GOAL OF THE EXERCISE: Omit images. Retype all entries verbatim.

(Records from a collection)
+--

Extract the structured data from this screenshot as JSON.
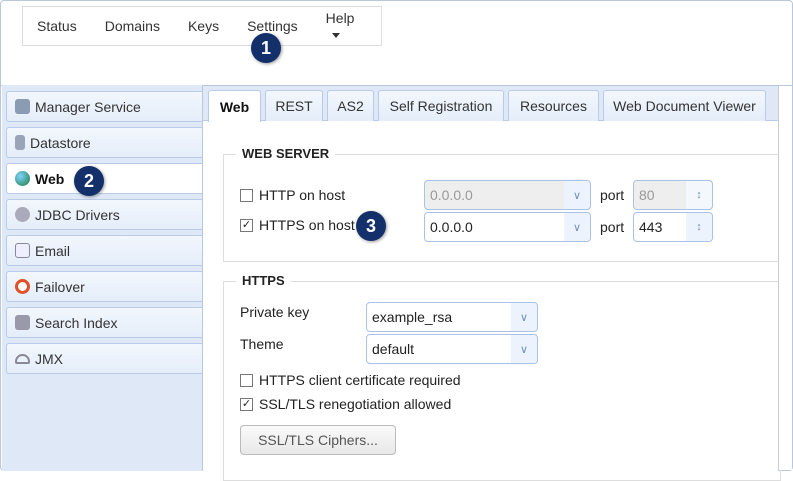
{
  "menu": {
    "items": [
      "Status",
      "Domains",
      "Keys",
      "Settings",
      "Help"
    ]
  },
  "callouts": [
    "1",
    "2",
    "3"
  ],
  "sidebar": {
    "items": [
      {
        "label": "Manager Service",
        "icon": "server-icon"
      },
      {
        "label": "Datastore",
        "icon": "database-icon"
      },
      {
        "label": "Web",
        "icon": "globe-icon",
        "active": true
      },
      {
        "label": "JDBC Drivers",
        "icon": "gears-icon"
      },
      {
        "label": "Email",
        "icon": "envelope-icon"
      },
      {
        "label": "Failover",
        "icon": "lifebuoy-icon"
      },
      {
        "label": "Search Index",
        "icon": "search-index-icon"
      },
      {
        "label": "JMX",
        "icon": "gauge-icon"
      }
    ]
  },
  "tabs": [
    "Web",
    "REST",
    "AS2",
    "Self Registration",
    "Resources",
    "Web Document Viewer"
  ],
  "web_server": {
    "title": "WEB SERVER",
    "http": {
      "label": "HTTP on host",
      "checked": false,
      "host": "0.0.0.0",
      "port_label": "port",
      "port": "80"
    },
    "https": {
      "label": "HTTPS on host",
      "checked": true,
      "host": "0.0.0.0",
      "port_label": "port",
      "port": "443"
    }
  },
  "https": {
    "title": "HTTPS",
    "private_key_label": "Private key",
    "private_key": "example_rsa",
    "theme_label": "Theme",
    "theme": "default",
    "client_cert_label": "HTTPS client certificate required",
    "client_cert": false,
    "reneg_label": "SSL/TLS renegotiation allowed",
    "reneg": true,
    "ciphers_button": "SSL/TLS Ciphers..."
  },
  "colors": {
    "accent": "#14306a",
    "sidebar_bg": "#dfe8f6"
  }
}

+--

EXERCISE RESULT:
Extract the structured data from this screenshot as JSON.
{
  "menu": {
    "items": [
      "Status",
      "Domains",
      "Keys",
      "Settings",
      "Help"
    ]
  },
  "callouts": [
    "1",
    "2",
    "3"
  ],
  "sidebar": {
    "items": [
      {
        "label": "Manager Service",
        "icon": "server-icon"
      },
      {
        "label": "Datastore",
        "icon": "database-icon"
      },
      {
        "label": "Web",
        "icon": "globe-icon",
        "active": true
      },
      {
        "label": "JDBC Drivers",
        "icon": "gears-icon"
      },
      {
        "label": "Email",
        "icon": "envelope-icon"
      },
      {
        "label": "Failover",
        "icon": "lifebuoy-icon"
      },
      {
        "label": "Search Index",
        "icon": "search-index-icon"
      },
      {
        "label": "JMX",
        "icon": "gauge-icon"
      }
    ]
  },
  "tabs": [
    "Web",
    "REST",
    "AS2",
    "Self Registration",
    "Resources",
    "Web Document Viewer"
  ],
  "web_server": {
    "title": "WEB SERVER",
    "http": {
      "label": "HTTP on host",
      "checked": false,
      "host": "0.0.0.0",
      "port_label": "port",
      "port": "80"
    },
    "https": {
      "label": "HTTPS on host",
      "checked": true,
      "host": "0.0.0.0",
      "port_label": "port",
      "port": "443"
    }
  },
  "https": {
    "title": "HTTPS",
    "private_key_label": "Private key",
    "private_key": "example_rsa",
    "theme_label": "Theme",
    "theme": "default",
    "client_cert_label": "HTTPS client certificate required",
    "client_cert": false,
    "reneg_label": "SSL/TLS renegotiation allowed",
    "reneg": true,
    "ciphers_button": "SSL/TLS Ciphers..."
  },
  "colors": {
    "accent": "#14306a",
    "sidebar_bg": "#dfe8f6"
  }
}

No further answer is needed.